↓
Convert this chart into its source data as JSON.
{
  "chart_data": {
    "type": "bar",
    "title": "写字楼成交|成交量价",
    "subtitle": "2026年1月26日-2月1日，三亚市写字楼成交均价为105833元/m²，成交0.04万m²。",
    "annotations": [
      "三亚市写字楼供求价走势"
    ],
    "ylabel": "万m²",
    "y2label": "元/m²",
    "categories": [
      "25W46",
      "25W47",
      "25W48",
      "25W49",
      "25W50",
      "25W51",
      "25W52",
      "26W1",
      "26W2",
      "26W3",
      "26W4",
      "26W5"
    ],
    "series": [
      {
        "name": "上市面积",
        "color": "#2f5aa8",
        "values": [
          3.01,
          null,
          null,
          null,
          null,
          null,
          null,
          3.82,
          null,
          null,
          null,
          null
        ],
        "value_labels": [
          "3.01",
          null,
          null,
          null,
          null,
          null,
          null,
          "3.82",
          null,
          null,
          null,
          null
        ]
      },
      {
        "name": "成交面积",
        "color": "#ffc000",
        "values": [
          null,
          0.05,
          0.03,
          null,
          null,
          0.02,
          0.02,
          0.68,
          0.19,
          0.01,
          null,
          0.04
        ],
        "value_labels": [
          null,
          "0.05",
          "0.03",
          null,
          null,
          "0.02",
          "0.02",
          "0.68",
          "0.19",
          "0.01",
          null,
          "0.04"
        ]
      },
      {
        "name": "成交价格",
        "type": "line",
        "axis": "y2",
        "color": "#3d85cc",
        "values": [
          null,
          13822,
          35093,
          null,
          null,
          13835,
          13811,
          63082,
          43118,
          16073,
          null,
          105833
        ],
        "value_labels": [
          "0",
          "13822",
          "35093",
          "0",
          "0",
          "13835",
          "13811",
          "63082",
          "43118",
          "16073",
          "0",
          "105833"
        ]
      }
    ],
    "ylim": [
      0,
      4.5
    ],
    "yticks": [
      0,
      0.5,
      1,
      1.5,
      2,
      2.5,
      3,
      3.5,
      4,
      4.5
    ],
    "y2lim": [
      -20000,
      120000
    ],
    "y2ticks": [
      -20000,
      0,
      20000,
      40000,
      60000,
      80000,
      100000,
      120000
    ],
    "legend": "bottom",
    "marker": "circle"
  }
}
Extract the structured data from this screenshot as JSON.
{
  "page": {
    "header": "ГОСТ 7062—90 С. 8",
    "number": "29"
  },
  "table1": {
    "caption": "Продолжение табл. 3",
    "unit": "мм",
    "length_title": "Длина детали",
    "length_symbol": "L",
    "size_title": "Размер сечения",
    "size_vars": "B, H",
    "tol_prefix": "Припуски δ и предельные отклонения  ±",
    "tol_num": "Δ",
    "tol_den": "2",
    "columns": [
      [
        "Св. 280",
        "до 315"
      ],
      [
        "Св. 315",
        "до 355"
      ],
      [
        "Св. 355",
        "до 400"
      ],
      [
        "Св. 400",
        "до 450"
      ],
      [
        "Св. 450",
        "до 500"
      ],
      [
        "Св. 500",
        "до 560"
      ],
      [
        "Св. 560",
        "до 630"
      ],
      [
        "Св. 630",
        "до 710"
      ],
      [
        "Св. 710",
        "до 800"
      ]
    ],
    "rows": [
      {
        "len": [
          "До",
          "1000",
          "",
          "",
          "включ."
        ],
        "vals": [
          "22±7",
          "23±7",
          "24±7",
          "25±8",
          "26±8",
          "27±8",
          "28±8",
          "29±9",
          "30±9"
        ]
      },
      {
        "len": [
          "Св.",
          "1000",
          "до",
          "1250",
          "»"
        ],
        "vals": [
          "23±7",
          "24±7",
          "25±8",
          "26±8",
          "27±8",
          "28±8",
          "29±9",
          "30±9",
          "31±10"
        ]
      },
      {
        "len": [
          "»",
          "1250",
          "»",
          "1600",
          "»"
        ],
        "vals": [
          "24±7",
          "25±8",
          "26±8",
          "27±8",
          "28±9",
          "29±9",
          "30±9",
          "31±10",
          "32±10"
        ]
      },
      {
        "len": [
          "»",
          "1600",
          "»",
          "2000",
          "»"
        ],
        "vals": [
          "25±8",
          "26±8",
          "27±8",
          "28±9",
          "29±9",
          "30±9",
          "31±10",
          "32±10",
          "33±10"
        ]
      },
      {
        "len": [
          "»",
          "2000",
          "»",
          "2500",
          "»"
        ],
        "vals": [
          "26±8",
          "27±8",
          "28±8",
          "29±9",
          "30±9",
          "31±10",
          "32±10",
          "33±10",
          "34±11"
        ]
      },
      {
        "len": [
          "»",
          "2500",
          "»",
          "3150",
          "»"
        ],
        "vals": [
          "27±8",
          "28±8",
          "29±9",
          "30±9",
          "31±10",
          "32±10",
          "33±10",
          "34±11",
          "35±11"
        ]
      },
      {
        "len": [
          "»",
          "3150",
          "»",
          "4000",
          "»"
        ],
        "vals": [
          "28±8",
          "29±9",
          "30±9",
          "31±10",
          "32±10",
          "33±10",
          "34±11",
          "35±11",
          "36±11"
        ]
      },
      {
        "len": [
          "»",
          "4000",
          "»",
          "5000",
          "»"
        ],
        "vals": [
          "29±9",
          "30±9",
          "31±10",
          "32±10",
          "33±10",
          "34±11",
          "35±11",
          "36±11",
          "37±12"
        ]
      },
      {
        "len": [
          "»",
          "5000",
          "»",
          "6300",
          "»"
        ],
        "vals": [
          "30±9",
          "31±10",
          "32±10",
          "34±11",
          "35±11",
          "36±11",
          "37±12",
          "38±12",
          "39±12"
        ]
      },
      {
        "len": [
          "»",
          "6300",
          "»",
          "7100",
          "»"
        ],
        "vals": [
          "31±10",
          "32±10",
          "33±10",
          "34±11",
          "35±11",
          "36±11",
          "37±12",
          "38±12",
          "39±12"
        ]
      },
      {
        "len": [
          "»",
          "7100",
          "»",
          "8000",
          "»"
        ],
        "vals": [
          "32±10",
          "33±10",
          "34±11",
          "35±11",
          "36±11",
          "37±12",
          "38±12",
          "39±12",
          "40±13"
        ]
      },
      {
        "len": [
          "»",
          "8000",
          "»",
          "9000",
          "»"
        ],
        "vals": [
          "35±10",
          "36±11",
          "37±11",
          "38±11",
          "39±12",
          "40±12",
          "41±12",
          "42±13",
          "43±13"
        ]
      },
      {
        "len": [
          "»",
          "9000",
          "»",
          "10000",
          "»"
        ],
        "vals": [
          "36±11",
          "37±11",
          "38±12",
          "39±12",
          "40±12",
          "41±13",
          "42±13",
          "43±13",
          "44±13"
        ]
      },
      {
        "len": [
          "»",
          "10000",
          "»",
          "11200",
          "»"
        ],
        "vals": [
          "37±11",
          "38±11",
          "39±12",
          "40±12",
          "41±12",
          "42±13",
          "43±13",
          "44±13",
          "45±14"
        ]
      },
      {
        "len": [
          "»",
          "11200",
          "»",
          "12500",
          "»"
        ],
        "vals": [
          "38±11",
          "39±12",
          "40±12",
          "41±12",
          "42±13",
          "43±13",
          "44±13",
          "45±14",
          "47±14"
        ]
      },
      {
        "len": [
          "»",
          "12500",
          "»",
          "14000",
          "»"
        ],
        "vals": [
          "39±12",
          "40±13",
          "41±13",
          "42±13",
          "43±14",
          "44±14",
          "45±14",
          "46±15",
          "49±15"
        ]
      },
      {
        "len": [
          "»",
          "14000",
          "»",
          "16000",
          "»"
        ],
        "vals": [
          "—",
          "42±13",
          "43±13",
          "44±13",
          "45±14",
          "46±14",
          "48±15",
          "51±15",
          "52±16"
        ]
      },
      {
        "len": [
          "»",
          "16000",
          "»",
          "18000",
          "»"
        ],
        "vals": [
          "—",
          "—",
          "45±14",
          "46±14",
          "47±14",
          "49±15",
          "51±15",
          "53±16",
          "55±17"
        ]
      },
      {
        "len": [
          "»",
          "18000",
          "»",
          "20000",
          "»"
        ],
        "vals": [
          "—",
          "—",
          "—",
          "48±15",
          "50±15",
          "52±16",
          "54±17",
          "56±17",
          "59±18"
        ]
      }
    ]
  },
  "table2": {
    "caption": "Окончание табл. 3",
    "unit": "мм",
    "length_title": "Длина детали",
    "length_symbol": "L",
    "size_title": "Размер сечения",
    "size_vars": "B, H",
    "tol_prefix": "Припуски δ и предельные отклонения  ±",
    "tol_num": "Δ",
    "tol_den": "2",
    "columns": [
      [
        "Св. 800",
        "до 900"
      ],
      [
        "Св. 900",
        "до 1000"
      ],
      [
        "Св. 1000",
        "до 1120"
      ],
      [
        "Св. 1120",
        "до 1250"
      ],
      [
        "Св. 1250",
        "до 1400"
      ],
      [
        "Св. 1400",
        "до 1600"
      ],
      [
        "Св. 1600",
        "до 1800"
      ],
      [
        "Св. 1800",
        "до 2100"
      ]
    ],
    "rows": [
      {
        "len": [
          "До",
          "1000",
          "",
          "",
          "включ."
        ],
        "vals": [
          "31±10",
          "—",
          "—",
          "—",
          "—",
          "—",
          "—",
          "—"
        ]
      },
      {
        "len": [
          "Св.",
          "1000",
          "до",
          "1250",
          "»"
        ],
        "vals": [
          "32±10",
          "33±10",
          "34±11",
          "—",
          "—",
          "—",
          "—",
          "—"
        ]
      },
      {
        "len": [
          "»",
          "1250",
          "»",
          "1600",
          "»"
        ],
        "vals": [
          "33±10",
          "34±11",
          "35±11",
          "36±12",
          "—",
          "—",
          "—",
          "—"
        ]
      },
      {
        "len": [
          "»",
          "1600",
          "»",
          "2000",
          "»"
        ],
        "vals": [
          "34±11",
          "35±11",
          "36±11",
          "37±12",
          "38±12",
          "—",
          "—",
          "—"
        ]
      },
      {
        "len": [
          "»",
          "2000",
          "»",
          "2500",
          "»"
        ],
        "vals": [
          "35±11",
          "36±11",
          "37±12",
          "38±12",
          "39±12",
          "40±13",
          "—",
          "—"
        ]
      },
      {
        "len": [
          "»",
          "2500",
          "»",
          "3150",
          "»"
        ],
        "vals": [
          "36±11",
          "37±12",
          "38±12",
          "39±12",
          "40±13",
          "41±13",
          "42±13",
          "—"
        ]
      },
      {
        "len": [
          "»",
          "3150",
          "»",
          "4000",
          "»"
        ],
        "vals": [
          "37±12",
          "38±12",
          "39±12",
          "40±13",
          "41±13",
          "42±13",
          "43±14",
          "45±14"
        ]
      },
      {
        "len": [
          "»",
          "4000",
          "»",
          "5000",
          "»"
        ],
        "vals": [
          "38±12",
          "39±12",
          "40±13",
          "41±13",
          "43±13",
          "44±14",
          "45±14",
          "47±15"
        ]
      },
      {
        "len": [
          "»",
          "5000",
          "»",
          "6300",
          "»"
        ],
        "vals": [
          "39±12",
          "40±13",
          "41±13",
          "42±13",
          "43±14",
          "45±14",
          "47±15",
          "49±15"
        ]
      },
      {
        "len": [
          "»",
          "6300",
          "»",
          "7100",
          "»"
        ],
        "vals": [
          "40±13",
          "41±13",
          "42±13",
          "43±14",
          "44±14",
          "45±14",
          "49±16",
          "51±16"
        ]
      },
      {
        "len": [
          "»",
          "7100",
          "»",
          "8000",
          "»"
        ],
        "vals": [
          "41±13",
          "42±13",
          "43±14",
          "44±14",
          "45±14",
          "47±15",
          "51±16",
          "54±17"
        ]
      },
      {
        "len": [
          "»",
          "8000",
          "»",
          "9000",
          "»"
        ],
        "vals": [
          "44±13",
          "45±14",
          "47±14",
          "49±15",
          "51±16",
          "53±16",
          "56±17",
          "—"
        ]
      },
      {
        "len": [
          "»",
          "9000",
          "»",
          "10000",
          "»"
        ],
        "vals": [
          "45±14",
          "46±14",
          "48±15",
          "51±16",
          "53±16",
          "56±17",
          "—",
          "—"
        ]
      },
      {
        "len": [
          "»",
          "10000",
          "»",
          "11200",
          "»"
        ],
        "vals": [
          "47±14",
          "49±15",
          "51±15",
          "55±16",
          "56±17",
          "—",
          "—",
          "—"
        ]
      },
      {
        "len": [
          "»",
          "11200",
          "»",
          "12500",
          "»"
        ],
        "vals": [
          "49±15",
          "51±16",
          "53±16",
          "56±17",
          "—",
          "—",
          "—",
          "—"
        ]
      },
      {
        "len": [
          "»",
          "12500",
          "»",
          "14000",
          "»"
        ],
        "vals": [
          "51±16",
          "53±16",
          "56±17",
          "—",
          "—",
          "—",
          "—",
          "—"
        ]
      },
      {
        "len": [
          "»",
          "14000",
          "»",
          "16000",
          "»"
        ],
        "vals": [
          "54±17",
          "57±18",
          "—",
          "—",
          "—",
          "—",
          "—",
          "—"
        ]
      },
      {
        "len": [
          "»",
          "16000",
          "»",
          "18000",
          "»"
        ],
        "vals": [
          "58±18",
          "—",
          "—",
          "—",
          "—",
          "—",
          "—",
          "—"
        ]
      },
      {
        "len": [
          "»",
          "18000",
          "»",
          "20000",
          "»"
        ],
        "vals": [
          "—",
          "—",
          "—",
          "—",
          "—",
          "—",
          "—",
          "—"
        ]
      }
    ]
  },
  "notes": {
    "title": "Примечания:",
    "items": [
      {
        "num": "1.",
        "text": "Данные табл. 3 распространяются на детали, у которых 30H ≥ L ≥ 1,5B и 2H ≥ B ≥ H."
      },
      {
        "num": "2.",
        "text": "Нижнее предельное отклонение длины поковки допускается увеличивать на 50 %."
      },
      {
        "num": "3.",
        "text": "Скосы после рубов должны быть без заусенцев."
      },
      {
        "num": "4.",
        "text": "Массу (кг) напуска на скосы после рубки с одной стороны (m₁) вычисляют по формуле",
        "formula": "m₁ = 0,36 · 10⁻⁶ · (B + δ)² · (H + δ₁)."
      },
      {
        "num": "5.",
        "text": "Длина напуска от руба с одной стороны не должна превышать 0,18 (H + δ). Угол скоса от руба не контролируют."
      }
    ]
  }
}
↑
WRITTEN REQUEST => Look through the lines above and collect those with the word "color".

FULL RESPONSE =>
        "color": "#2f5aa8",
        "color": "#ffc000",
        "color": "#3d85cc",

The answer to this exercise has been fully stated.